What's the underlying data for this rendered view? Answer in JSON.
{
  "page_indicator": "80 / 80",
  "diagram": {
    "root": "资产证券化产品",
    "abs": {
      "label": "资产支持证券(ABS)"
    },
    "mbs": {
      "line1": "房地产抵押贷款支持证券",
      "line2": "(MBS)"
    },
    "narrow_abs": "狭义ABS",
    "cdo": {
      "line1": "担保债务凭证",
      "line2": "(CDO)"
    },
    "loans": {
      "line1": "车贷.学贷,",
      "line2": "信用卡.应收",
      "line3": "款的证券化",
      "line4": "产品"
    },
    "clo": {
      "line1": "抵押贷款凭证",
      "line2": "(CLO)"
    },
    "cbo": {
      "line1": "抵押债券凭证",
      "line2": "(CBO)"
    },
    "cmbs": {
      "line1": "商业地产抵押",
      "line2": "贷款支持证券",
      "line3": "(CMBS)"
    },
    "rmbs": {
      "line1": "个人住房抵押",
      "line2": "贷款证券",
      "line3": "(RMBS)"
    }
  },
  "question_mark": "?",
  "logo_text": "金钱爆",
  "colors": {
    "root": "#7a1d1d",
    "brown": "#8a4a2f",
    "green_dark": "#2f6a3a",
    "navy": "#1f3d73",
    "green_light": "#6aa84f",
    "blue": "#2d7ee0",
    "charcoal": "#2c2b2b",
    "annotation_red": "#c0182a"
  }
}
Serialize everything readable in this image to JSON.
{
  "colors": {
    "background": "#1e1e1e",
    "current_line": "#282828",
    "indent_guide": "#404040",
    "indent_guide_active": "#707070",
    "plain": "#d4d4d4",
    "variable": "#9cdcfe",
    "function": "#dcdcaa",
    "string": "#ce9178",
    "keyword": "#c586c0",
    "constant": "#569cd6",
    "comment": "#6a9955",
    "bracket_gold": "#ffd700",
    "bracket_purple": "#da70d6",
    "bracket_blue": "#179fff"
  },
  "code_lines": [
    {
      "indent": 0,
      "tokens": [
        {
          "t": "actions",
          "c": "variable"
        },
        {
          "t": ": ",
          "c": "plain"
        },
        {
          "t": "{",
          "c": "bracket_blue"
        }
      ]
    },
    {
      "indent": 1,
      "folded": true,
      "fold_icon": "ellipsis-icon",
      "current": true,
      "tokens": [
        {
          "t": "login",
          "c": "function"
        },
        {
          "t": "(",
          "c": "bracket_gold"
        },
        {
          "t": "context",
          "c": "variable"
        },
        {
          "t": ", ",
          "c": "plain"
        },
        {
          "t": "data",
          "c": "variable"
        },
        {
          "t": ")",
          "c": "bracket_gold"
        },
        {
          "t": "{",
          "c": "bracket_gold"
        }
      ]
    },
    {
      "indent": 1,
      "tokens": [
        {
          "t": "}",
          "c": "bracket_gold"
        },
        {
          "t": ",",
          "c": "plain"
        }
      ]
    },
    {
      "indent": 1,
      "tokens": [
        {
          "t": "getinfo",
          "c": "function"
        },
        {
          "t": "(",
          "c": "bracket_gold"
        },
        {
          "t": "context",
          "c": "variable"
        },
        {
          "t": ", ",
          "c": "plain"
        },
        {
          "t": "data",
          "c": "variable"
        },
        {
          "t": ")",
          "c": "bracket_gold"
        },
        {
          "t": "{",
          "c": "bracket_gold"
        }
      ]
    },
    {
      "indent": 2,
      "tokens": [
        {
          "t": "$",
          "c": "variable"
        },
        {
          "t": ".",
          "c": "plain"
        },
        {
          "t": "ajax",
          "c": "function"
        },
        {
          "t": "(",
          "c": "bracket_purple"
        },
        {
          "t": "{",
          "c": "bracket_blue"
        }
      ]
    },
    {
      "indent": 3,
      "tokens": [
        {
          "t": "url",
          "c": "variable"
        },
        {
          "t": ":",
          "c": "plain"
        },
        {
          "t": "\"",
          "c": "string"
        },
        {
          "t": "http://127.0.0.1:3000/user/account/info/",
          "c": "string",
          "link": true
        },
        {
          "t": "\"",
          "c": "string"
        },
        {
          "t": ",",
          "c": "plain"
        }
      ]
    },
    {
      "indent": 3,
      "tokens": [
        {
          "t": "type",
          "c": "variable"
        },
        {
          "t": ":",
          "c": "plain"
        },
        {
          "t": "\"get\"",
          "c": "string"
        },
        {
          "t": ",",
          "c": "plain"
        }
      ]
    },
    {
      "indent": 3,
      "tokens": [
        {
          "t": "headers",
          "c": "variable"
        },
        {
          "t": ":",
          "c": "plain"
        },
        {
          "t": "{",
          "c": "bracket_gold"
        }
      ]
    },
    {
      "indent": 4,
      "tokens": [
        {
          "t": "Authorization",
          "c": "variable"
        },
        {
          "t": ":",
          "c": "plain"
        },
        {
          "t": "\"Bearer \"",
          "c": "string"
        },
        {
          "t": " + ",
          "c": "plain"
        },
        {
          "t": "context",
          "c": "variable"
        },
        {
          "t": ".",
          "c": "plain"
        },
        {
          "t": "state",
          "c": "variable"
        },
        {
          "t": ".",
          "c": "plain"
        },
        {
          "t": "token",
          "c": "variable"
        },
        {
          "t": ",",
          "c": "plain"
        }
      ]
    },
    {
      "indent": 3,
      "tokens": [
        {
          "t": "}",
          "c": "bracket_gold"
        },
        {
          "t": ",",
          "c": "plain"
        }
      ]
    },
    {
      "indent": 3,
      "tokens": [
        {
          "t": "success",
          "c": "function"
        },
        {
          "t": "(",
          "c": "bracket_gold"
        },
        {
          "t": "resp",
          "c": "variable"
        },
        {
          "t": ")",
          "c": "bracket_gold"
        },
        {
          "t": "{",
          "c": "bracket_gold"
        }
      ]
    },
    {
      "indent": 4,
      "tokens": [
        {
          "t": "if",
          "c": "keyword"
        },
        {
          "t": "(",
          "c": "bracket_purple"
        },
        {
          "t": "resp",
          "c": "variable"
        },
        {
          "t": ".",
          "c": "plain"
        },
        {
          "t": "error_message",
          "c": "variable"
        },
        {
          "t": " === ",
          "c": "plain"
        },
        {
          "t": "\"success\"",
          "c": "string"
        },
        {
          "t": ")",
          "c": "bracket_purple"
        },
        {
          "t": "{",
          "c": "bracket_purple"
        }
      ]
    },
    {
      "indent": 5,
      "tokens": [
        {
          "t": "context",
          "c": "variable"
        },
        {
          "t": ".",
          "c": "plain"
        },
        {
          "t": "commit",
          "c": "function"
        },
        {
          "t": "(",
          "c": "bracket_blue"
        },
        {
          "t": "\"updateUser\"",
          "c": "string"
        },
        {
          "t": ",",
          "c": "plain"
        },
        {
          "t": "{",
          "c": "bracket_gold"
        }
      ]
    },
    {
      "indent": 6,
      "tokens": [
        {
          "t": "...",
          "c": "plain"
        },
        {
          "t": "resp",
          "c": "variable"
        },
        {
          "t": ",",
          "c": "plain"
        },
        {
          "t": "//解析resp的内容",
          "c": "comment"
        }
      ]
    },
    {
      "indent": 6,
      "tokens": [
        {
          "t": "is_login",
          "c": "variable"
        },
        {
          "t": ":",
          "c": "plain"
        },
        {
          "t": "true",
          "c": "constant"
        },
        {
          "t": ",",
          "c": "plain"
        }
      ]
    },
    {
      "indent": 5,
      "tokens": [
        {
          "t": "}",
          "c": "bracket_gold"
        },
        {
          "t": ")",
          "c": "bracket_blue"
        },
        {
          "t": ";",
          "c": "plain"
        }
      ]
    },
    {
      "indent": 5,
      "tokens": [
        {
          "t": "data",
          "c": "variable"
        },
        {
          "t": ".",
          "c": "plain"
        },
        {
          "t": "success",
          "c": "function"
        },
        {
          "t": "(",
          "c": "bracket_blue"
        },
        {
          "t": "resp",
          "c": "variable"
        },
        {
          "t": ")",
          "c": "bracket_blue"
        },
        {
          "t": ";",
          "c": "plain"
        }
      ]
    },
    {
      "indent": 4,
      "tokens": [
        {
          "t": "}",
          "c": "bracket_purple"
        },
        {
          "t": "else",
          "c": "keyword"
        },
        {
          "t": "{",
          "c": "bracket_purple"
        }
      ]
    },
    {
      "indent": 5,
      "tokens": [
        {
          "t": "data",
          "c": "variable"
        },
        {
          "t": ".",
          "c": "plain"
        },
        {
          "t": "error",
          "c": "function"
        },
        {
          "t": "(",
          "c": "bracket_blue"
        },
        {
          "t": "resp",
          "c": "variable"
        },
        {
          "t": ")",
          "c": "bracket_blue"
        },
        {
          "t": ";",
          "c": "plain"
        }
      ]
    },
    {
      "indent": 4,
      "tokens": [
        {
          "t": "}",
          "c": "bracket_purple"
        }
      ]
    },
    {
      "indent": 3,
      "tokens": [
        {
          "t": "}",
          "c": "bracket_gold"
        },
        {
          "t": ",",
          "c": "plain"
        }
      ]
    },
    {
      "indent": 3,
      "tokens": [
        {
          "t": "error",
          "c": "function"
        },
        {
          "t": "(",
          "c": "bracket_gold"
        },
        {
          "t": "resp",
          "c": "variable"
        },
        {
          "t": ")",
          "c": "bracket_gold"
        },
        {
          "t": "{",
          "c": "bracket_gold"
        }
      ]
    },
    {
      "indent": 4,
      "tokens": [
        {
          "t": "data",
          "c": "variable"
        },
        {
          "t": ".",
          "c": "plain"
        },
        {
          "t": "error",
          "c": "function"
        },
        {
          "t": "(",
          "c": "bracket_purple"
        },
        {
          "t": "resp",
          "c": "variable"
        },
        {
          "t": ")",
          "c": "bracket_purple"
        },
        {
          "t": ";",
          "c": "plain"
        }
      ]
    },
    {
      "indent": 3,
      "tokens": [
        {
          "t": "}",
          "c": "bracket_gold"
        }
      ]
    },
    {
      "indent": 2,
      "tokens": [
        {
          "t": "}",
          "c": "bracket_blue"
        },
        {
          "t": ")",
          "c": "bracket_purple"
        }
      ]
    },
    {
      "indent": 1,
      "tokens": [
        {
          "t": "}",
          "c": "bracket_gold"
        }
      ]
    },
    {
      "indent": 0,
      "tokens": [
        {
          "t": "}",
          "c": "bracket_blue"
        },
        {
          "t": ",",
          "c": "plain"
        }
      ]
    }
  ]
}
__________________________________________________
### Exercise prompt
Search the lines for the string "JSON" and copy every line that has it.

### Finished answer
What's the underlying data for this rendered view? Answer in JSON.
Serialize everything readable in this image to JSON.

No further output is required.